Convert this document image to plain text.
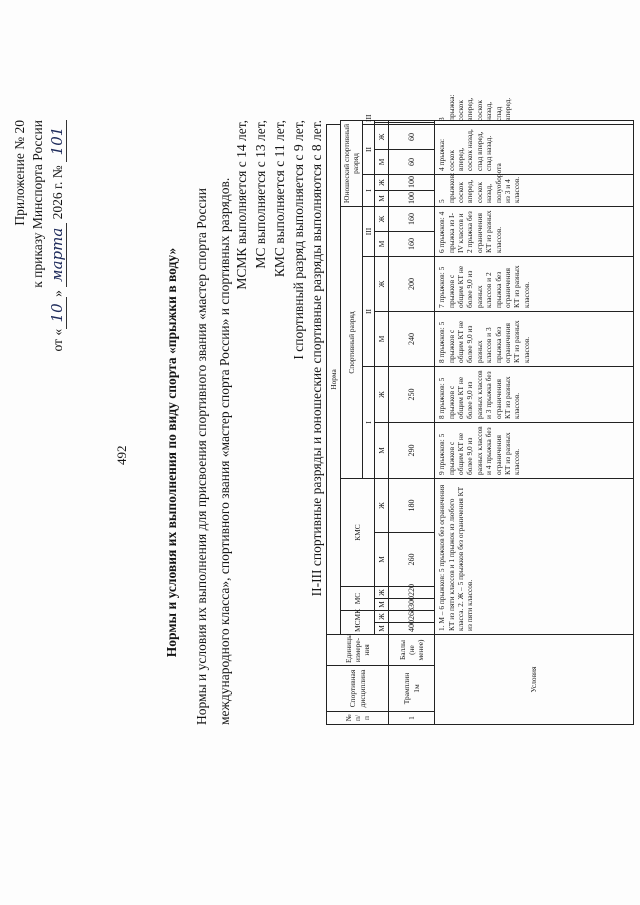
492
Приложение № 20 к приказу Минспорта России
от «10» марта 2026 г. № 101
Нормы и условия их выполнения по виду спорта «прыжки в воду» Нормы и условия их выполнения для присвоения спортивного звания «мастер спорта России международного класса», спортивного звания «мастер спорта России» и спортивных разрядов. МСМК выполняется с 14 лет, МС выполняется с 13 лет, КМС выполняется с 11 лет, I спортивный разряд выполняется с 9 лет, II-III спортивные разряды и юношеские спортивные разряды выполняются с 8 лет.
№ п/п	Спортивная дисциплина	Единицы измере-ния	Норма																	
			МСМК		МС		КМС		Спортивный разряд						Юношеский спортивный разряд					
									I		II		III		I		II		III	
			М	Ж	М	Ж	М	Ж	М	Ж	М	Ж	М	Ж	М	Ж	М	Ж		
1	Трамплин 1м	Баллы (не менее)	400	268	300	220	260	180	290	250	240	200	160	160	100	100	60	60		
Условия			1. М – 6 прыжков: 5 прыжков без ограничения КТ из пяти классов и 1 прыжок из любого класса. 2. Ж – 5 прыжков без ограничения КТ из пяти классов.						9 прыжков: 5 прыжков с общим КТ не более 9,0 из разных классов и 4 прыжка без ограничения КТ из разных классов.	8 прыжков: 5 прыжков с общим КТ не более 9,0 из разных классов и 3 прыжка без ограничения КТ из разных классов.	8 прыжков: 5 прыжков с общим КТ не более 9,0 из разных классов и 3 прыжка без ограничения КТ из разных классов.	7 прыжков: 5 прыжков с общим КТ не более 9,0 из разных классов и 2 прыжка без ограничения КТ из разных классов.	6 прыжков: 4 прыжка из I-IV классов и 2 прыжка без ограничения КТ из разных классов.		5 прыжков: соскок вперед, соскок назад, полуоборота из 3 и 4 классов.		4 прыжка: соскок вперед, соскок назад, спад вперед, спад назад.		3 прыжка: соскок вперед, соскок назад, спад вперед.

+===+

(INSTRUCTIONS FOR THE TASK) Give only the number of lines in the material above that include the word "разряд".

(WRITTEN RESPONSE) 2